> _TASK BRIEF_
Send back all the data below, exactly as given.

....

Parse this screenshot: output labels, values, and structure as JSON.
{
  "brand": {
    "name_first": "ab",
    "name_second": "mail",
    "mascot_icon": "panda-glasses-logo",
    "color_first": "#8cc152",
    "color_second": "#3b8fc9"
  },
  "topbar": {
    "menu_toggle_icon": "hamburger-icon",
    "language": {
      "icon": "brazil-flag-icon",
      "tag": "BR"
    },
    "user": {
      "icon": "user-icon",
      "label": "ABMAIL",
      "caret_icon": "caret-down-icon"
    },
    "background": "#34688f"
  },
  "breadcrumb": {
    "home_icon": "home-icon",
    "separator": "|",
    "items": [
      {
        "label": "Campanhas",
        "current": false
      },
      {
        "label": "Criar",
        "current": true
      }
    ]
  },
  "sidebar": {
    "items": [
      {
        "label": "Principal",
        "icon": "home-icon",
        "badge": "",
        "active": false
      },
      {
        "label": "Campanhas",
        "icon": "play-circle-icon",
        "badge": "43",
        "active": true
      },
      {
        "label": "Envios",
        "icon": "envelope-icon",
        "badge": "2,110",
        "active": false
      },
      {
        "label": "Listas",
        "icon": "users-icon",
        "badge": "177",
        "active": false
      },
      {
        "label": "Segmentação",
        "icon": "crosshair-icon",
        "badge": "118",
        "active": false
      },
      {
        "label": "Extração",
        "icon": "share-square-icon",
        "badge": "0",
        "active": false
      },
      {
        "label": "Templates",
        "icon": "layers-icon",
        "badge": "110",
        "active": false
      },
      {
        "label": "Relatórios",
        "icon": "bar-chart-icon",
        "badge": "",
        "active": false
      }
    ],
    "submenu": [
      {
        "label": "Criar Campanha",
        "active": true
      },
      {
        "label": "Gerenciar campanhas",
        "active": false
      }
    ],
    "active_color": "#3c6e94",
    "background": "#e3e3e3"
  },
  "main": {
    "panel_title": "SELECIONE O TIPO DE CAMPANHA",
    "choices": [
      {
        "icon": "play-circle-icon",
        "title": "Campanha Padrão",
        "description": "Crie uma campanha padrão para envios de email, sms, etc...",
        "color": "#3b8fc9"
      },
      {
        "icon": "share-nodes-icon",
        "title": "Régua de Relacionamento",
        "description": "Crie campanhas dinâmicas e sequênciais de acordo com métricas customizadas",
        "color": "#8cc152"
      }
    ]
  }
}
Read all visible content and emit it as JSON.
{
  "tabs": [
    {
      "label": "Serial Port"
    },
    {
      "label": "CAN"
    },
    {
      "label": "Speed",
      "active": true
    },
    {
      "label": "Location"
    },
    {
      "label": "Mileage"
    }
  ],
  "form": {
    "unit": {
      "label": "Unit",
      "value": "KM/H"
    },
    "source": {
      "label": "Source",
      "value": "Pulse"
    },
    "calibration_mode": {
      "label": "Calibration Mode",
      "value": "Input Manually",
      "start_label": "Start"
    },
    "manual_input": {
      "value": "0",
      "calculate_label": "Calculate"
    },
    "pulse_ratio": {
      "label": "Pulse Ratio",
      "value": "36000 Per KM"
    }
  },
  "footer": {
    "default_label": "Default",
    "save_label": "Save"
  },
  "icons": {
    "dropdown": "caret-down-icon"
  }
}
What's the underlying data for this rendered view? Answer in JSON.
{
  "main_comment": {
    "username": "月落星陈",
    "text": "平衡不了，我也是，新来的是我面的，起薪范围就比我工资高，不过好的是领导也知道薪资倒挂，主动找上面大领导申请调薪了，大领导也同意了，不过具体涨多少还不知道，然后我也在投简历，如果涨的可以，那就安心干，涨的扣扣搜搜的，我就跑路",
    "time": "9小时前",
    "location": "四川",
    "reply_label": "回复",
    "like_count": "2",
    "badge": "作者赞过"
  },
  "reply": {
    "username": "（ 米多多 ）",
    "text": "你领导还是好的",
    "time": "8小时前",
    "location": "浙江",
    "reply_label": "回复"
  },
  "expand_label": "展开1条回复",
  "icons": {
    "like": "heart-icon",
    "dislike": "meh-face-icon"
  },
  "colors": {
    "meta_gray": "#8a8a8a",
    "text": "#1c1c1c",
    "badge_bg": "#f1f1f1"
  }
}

....

> _TASK ANSWER_
Parse this screenshot: output labels, values, and structure as JSON.
{
  "brand": {
    "name_first": "ab",
    "name_second": "mail",
    "mascot_icon": "panda-glasses-logo",
    "color_first": "#8cc152",
    "color_second": "#3b8fc9"
  },
  "topbar": {
    "menu_toggle_icon": "hamburger-icon",
    "language": {
      "icon": "brazil-flag-icon",
      "tag": "BR"
    },
    "user": {
      "icon": "user-icon",
      "label": "ABMAIL",
      "caret_icon": "caret-down-icon"
    },
    "background": "#34688f"
  },
  "breadcrumb": {
    "home_icon": "home-icon",
    "separator": "|",
    "items": [
      {
        "label": "Campanhas",
        "current": false
      },
      {
        "label": "Criar",
        "current": true
      }
    ]
  },
  "sidebar": {
    "items": [
      {
        "label": "Principal",
        "icon": "home-icon",
        "badge": "",
        "active": false
      },
      {
        "label": "Campanhas",
        "icon": "play-circle-icon",
        "badge": "43",
        "active": true
      },
      {
        "label": "Envios",
        "icon": "envelope-icon",
        "badge": "2,110",
        "active": false
      },
      {
        "label": "Listas",
        "icon": "users-icon",
        "badge": "177",
        "active": false
      },
      {
        "label": "Segmentação",
        "icon": "crosshair-icon",
        "badge": "118",
        "active": false
      },
      {
        "label": "Extração",
        "icon": "share-square-icon",
        "badge": "0",
        "active": false
      },
      {
        "label": "Templates",
        "icon": "layers-icon",
        "badge": "110",
        "active": false
      },
      {
        "label": "Relatórios",
        "icon": "bar-chart-icon",
        "badge": "",
        "active": false
      }
    ],
    "submenu": [
      {
        "label": "Criar Campanha",
        "active": true
      },
      {
        "label": "Gerenciar campanhas",
        "active": false
      }
    ],
    "active_color": "#3c6e94",
    "background": "#e3e3e3"
  },
  "main": {
    "panel_title": "SELECIONE O TIPO DE CAMPANHA",
    "choices": [
      {
        "icon": "play-circle-icon",
        "title": "Campanha Padrão",
        "description": "Crie uma campanha padrão para envios de email, sms, etc...",
        "color": "#3b8fc9"
      },
      {
        "icon": "share-nodes-icon",
        "title": "Régua de Relacionamento",
        "description": "Crie campanhas dinâmicas e sequênciais de acordo com métricas customizadas",
        "color": "#8cc152"
      }
    ]
  }
}
Read all visible content and emit it as JSON.
{
  "tabs": [
    {
      "label": "Serial Port"
    },
    {
      "label": "CAN"
    },
    {
      "label": "Speed",
      "active": true
    },
    {
      "label": "Location"
    },
    {
      "label": "Mileage"
    }
  ],
  "form": {
    "unit": {
      "label": "Unit",
      "value": "KM/H"
    },
    "source": {
      "label": "Source",
      "value": "Pulse"
    },
    "calibration_mode": {
      "label": "Calibration Mode",
      "value": "Input Manually",
      "start_label": "Start"
    },
    "manual_input": {
      "value": "0",
      "calculate_label": "Calculate"
    },
    "pulse_ratio": {
      "label": "Pulse Ratio",
      "value": "36000 Per KM"
    }
  },
  "footer": {
    "default_label": "Default",
    "save_label": "Save"
  },
  "icons": {
    "dropdown": "caret-down-icon"
  }
}
What's the underlying data for this rendered view? Answer in JSON.
{
  "main_comment": {
    "username": "月落星陈",
    "text": "平衡不了，我也是，新来的是我面的，起薪范围就比我工资高，不过好的是领导也知道薪资倒挂，主动找上面大领导申请调薪了，大领导也同意了，不过具体涨多少还不知道，然后我也在投简历，如果涨的可以，那就安心干，涨的扣扣搜搜的，我就跑路",
    "time": "9小时前",
    "location": "四川",
    "reply_label": "回复",
    "like_count": "2",
    "badge": "作者赞过"
  },
  "reply": {
    "username": "（ 米多多 ）",
    "text": "你领导还是好的",
    "time": "8小时前",
    "location": "浙江",
    "reply_label": "回复"
  },
  "expand_label": "展开1条回复",
  "icons": {
    "like": "heart-icon",
    "dislike": "meh-face-icon"
  },
  "colors": {
    "meta_gray": "#8a8a8a",
    "text": "#1c1c1c",
    "badge_bg": "#f1f1f1"
  }
}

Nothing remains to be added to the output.